__TASK DIRECTIONS__: Report only the number of lines in this material that include the string "Engineering".

__PROVIDED MATERIAL__:
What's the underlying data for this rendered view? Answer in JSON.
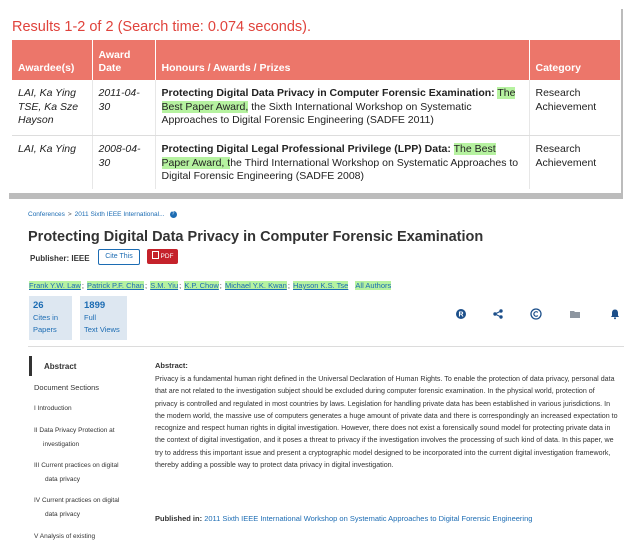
{
  "results": {
    "title": "Results 1-2 of 2 (Search time: 0.074 seconds).",
    "columns": [
      "Awardee(s)",
      "Award Date",
      "Honours / Awards / Prizes",
      "Category"
    ],
    "rows": [
      {
        "awardee_1": "LAI, Ka Ying",
        "awardee_2": "TSE, Ka Sze",
        "awardee_3": "Hayson",
        "date": "2011-04-30",
        "honour_title": "Protecting Digital Data Privacy in Computer Forensic Examination:",
        "honour_award": "The Best Paper Award,",
        "honour_rest": " the Sixth International Workshop on Systematic Approaches to Digital Forensic Engineering (SADFE 2011)",
        "category": "Research Achievement"
      },
      {
        "awardee_1": "LAI, Ka Ying",
        "date": "2008-04-30",
        "honour_title": "Protecting Digital Legal Professional Privilege (LPP) Data:",
        "honour_award": "The Best Paper Award, t",
        "honour_rest": "he Third International Workshop on Systematic Approaches to Digital Forensic Engineering (SADFE 2008)",
        "category": "Research Achievement"
      }
    ]
  },
  "ieee": {
    "breadcrumb": [
      "Conferences",
      "2011 Sixth IEEE International..."
    ],
    "breadcrumb_sep": ">",
    "help_glyph": "?",
    "title": "Protecting Digital Data Privacy in Computer Forensic Examination",
    "publisher_label": "Publisher:",
    "publisher_value": "IEEE",
    "cite_button": "Cite This",
    "pdf_button": "PDF",
    "authors": [
      "Frank Y.W. Law",
      "Patrick P.F. Chan",
      "S.M. Yiu",
      "K.P. Chow",
      "Michael Y.K. Kwan",
      "Hayson K.S. Tse"
    ],
    "author_sep": ";",
    "all_authors": "All Authors",
    "metrics": [
      {
        "value": "26",
        "line1": "Cites in",
        "line2": "Papers"
      },
      {
        "value": "1899",
        "line1": "Full",
        "line2": "Text Views"
      }
    ],
    "tools": [
      "rights-icon",
      "share-icon",
      "copyright-icon",
      "folder-icon",
      "alert-bell-icon"
    ],
    "sections": {
      "abstract_tab": "Abstract",
      "heading": "Document Sections",
      "items": [
        {
          "l1": "I  Introduction"
        },
        {
          "l1": "II  Data Privacy Protection at",
          "l2": "investigation"
        },
        {
          "l1": "III  Current practices on digital",
          "l2": "data privacy"
        },
        {
          "l1": "IV  Current practices on digital",
          "l2": "data privacy"
        },
        {
          "l1": "V  Analysis of existing"
        }
      ]
    },
    "abstract_heading": "Abstract:",
    "abstract_text": "Privacy is a fundamental human right defined in the Universal Declaration of Human Rights. To enable the protection of data privacy, personal data that are not related to the investigation subject should be excluded during computer forensic examination. In the physical world, protection of privacy is controlled and regulated in most countries by laws. Legislation for handling private data has been established in various jurisdictions. In the modern world, the massive use of computers generates a huge amount of private data and there is correspondingly an increased expectation to recognize and respect human rights in digital investigation. However, there does not exist a forensically sound model for protecting private data in the context of digital investigation, and it poses a threat to privacy if the investigation involves the processing of such kind of data. In this paper, we try to address this important issue and present a cryptographic model designed to be incorporated into the current digital investigation framework, thereby adding a possible way to protect data privacy in digital investigation.",
    "published_label": "Published in:",
    "published_value": "2011 Sixth IEEE International Workshop on Systematic Approaches to Digital Forensic Engineering"
  },
  "colors": {
    "header_red": "#ec766a",
    "title_red": "#e0433c",
    "highlight_green": "#b6f2a0",
    "ieee_blue": "#1c6cb3",
    "pdf_red": "#c5222b"
  }
}
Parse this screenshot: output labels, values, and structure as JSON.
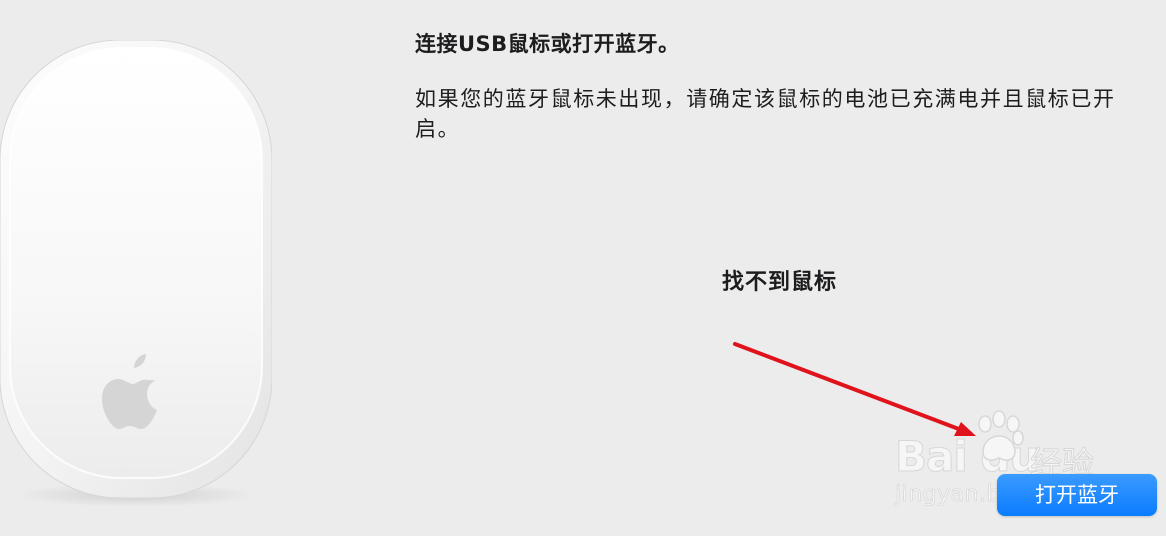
{
  "dialog": {
    "title": "连接USB鼠标或打开蓝牙。",
    "description": "如果您的蓝牙鼠标未出现，请确定该鼠标的电池已充满电并且鼠标已开启。",
    "bluetooth_button_label": "打开蓝牙"
  },
  "annotation": {
    "text": "找不到鼠标",
    "arrow_color": "#e0121b"
  },
  "illustration": {
    "icon": "magic-mouse-with-apple-logo"
  },
  "watermark": {
    "brand": "Bai du",
    "product": "经验",
    "url": "jingyan.baidu.com"
  },
  "colors": {
    "background": "#ececec",
    "button": "#0a7cff",
    "button_text": "#ffffff",
    "text": "#1d1d1f"
  }
}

__FINAL ANSWER__: 3